» **Work to be completed**:
Format every line of the listing from the one containing "sidebar-title: اختر مجالاً" through the one containing "session-date-input[interactable]: اختر تاريخًا", inclusive, as a numbered list, omitting any blank lines.

» **Recorded information**:
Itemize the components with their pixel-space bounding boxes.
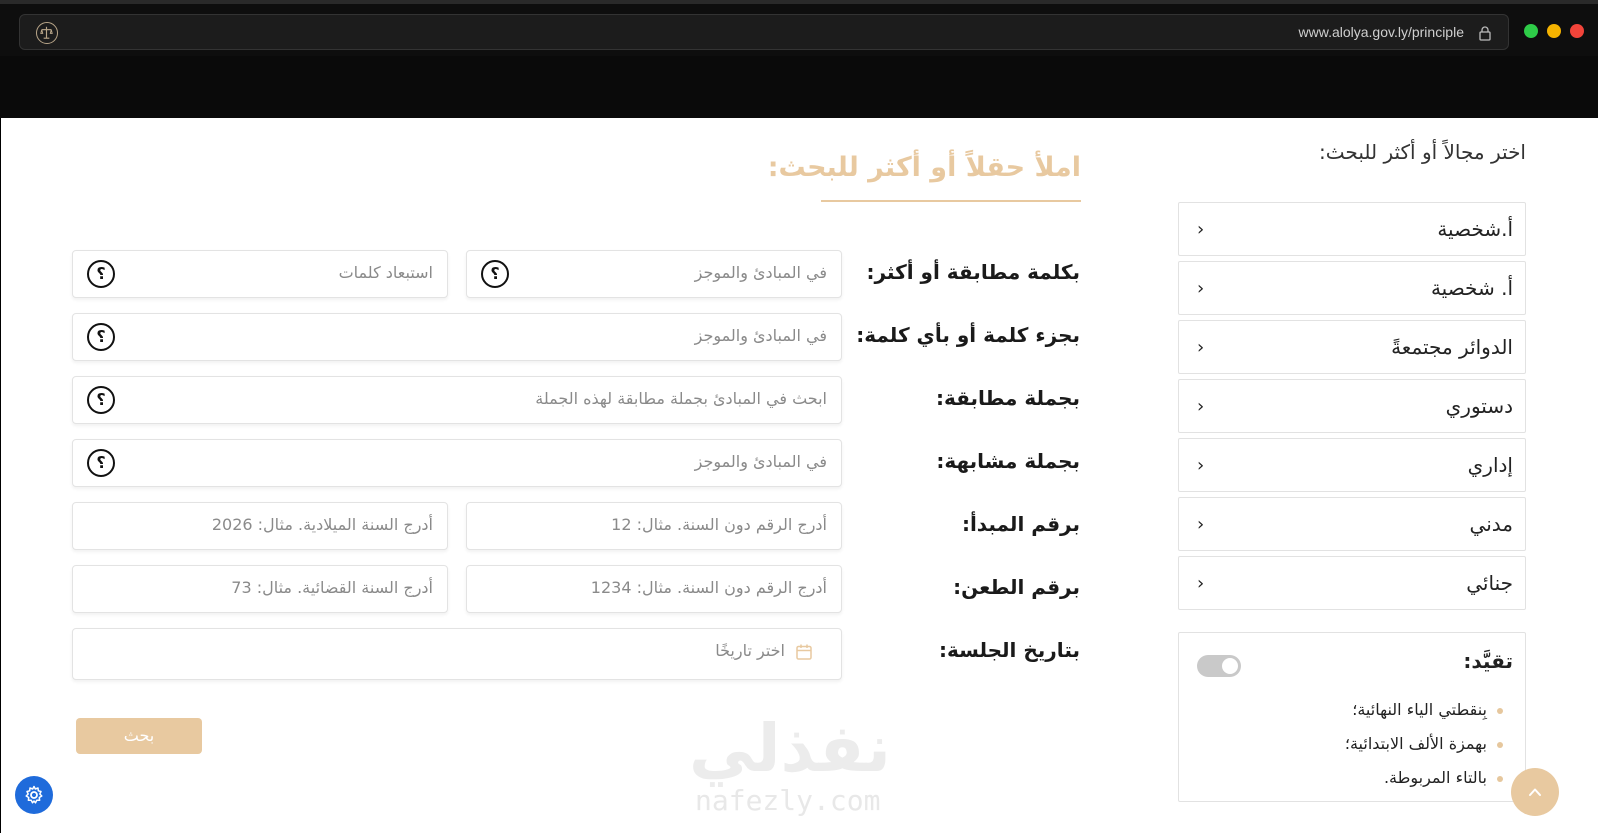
sidebar-title: اختر مجالاً أو أكثر للبحث: (1319, 140, 1526, 164)
site-logo-icon (36, 22, 58, 44)
chevron-left-icon: ‹ (1197, 336, 1205, 358)
chevron-left-icon: ‹ (1197, 454, 1205, 476)
category-item-civil[interactable]: مدني ‹ (1178, 497, 1526, 551)
placeholder: أدرج السنة القضائية. مثال: 73 (231, 578, 433, 597)
address-bar[interactable]: www.alolya.gov.ly/principle (19, 14, 1509, 50)
session-date-input[interactable]: اختر تاريخًا (72, 628, 842, 680)
window-minimize-button[interactable] (1547, 24, 1561, 38)
category-item-combined-circuits[interactable]: الدوائر مجتمعةً ‹ (1178, 320, 1526, 374)
category-item-constitutional[interactable]: دستوري ‹ (1178, 379, 1526, 433)
field-label: بجزء كلمة أو بأي كلمة: (856, 323, 1080, 347)
field-label: بجملة مشابهة: (936, 449, 1080, 473)
search-button[interactable]: بحث (76, 718, 202, 754)
calendar-icon (795, 643, 813, 661)
window-close-button[interactable] (1570, 24, 1584, 38)
arrow-up-icon (1529, 788, 1541, 796)
category-label: أ. شخصية (1430, 276, 1513, 300)
restriction-item: بهمزة الألف الابتدائية؛ (1345, 727, 1504, 761)
category-item-personal-status-1[interactable]: أ.شخصية ‹ (1178, 202, 1526, 256)
browser-chrome: www.alolya.gov.ly/principle (0, 0, 1598, 56)
exact-word-input[interactable]: في المبادئ والموجز ؟ (466, 250, 842, 298)
field-label: بكلمة مطابقة أو أكثر: (866, 260, 1080, 284)
category-label: أ.شخصية (1437, 217, 1513, 241)
similar-phrase-input[interactable]: في المبادئ والموجز ؟ (72, 439, 842, 487)
chevron-left-icon: ‹ (1197, 513, 1205, 535)
placeholder: ابحث في المبادئ بجملة مطابقة لهذه الجملة (535, 389, 827, 408)
restriction-list: بِنقطتي الياء النهائية؛ بهمزة الألف الاب… (1345, 693, 1504, 795)
session-date-row: بتاريخ الجلسة: اختر تاريخًا (72, 628, 1080, 680)
watermark-arabic: نفذلي (689, 710, 893, 787)
placeholder: أدرج الرقم دون السنة. مثال: 1234 (590, 578, 827, 597)
help-icon[interactable]: ؟ (87, 323, 115, 351)
lock-icon (1478, 25, 1492, 41)
restriction-item: بِنقطتي الياء النهائية؛ (1345, 693, 1504, 727)
appeal-year-input[interactable]: أدرج السنة القضائية. مثال: 73 (72, 565, 448, 613)
partial-word-input[interactable]: في المبادئ والموجز ؟ (72, 313, 842, 361)
restriction-item: بالتاء المربوطة. (1345, 761, 1504, 795)
category-label: إداري (1467, 453, 1513, 477)
field-label: برقم الطعن: (953, 575, 1080, 599)
placeholder: استبعاد كلمات (338, 263, 433, 282)
settings-button[interactable] (15, 776, 53, 814)
watermark-latin: nafezly.com (695, 784, 881, 817)
field-label: بجملة مطابقة: (936, 386, 1080, 410)
appeal-number-row: برقم الطعن: أدرج الرقم دون السنة. مثال: … (72, 565, 1080, 615)
placeholder: أدرج الرقم دون السنة. مثال: 12 (611, 515, 827, 534)
principle-number-row: برقم المبدأ: أدرج الرقم دون السنة. مثال:… (72, 502, 1080, 552)
exact-word-row: بكلمة مطابقة أو أكثر: في المبادئ والموجز… (72, 250, 1080, 300)
chevron-left-icon: ‹ (1197, 572, 1205, 594)
form-title-underline (821, 200, 1081, 202)
help-icon[interactable]: ؟ (481, 260, 509, 288)
principle-year-input[interactable]: أدرج السنة الميلادية. مثال: 2026 (72, 502, 448, 550)
site-header-bar (0, 56, 1598, 118)
help-icon[interactable]: ؟ (87, 386, 115, 414)
category-item-personal-status-2[interactable]: أ. شخصية ‹ (1178, 261, 1526, 315)
restriction-panel: تقيَّد: بِنقطتي الياء النهائية؛ بهمزة ال… (1178, 632, 1526, 802)
exact-phrase-input[interactable]: ابحث في المبادئ بجملة مطابقة لهذه الجملة… (72, 376, 842, 424)
search-page: اختر مجالاً أو أكثر للبحث: أ.شخصية ‹ أ. … (1, 118, 1598, 833)
placeholder: أدرج السنة الميلادية. مثال: 2026 (211, 515, 433, 534)
help-icon[interactable]: ؟ (87, 260, 115, 288)
form-title: املأ حقلاً أو أكثر للبحث: (767, 152, 1081, 183)
window-maximize-button[interactable] (1524, 24, 1538, 38)
category-label: الدوائر مجتمعةً (1391, 335, 1513, 359)
gear-icon (25, 785, 43, 804)
category-label: مدني (1469, 512, 1513, 536)
placeholder: اختر تاريخًا (715, 641, 785, 660)
chevron-left-icon: ‹ (1197, 277, 1205, 299)
scroll-to-top-button[interactable] (1511, 768, 1559, 816)
exact-phrase-row: بجملة مطابقة: ابحث في المبادئ بجملة مطاب… (72, 376, 1080, 426)
help-icon[interactable]: ؟ (87, 449, 115, 477)
similar-phrase-row: بجملة مشابهة: في المبادئ والموجز ؟ (72, 439, 1080, 489)
partial-word-row: بجزء كلمة أو بأي كلمة: في المبادئ والموج… (72, 313, 1080, 363)
exclude-words-input[interactable]: استبعاد كلمات ؟ (72, 250, 448, 298)
category-item-criminal[interactable]: جنائي ‹ (1178, 556, 1526, 610)
chevron-left-icon: ‹ (1197, 395, 1205, 417)
placeholder: في المبادئ والموجز (694, 452, 827, 471)
category-list: أ.شخصية ‹ أ. شخصية ‹ الدوائر مجتمعةً ‹ د… (1178, 202, 1526, 615)
category-label: دستوري (1445, 394, 1513, 418)
field-label: برقم المبدأ: (961, 512, 1080, 536)
placeholder: في المبادئ والموجز (694, 263, 827, 282)
url-text[interactable]: www.alolya.gov.ly/principle (1299, 24, 1464, 40)
chevron-left-icon: ‹ (1197, 218, 1205, 240)
restriction-toggle[interactable] (1197, 655, 1241, 677)
category-label: جنائي (1466, 571, 1513, 595)
placeholder: في المبادئ والموجز (694, 326, 827, 345)
category-item-administrative[interactable]: إداري ‹ (1178, 438, 1526, 492)
principle-number-input[interactable]: أدرج الرقم دون السنة. مثال: 12 (466, 502, 842, 550)
field-label: بتاريخ الجلسة: (938, 638, 1080, 662)
appeal-number-input[interactable]: أدرج الرقم دون السنة. مثال: 1234 (466, 565, 842, 613)
restriction-title: تقيَّد: (1463, 649, 1513, 673)
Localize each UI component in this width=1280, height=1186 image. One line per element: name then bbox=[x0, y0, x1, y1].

» **Exercise answer**:
1. sidebar-title: اختر مجالاً أو أكثر للبحث: (1319, 140, 1526, 164)
2. site-logo-icon (36, 22, 58, 44)
3. chevron-left-icon: ‹ (1197, 336, 1205, 358)
4. chevron-left-icon: ‹ (1197, 454, 1205, 476)
5. category-item-civil[interactable]: مدني ‹ (1178, 497, 1526, 551)
6. placeholder: أدرج السنة القضائية. مثال: 73 (231, 578, 433, 597)
7. address-bar[interactable]: www.alolya.gov.ly/principle (19, 14, 1509, 50)
8. session-date-input[interactable]: اختر تاريخًا (72, 628, 842, 680)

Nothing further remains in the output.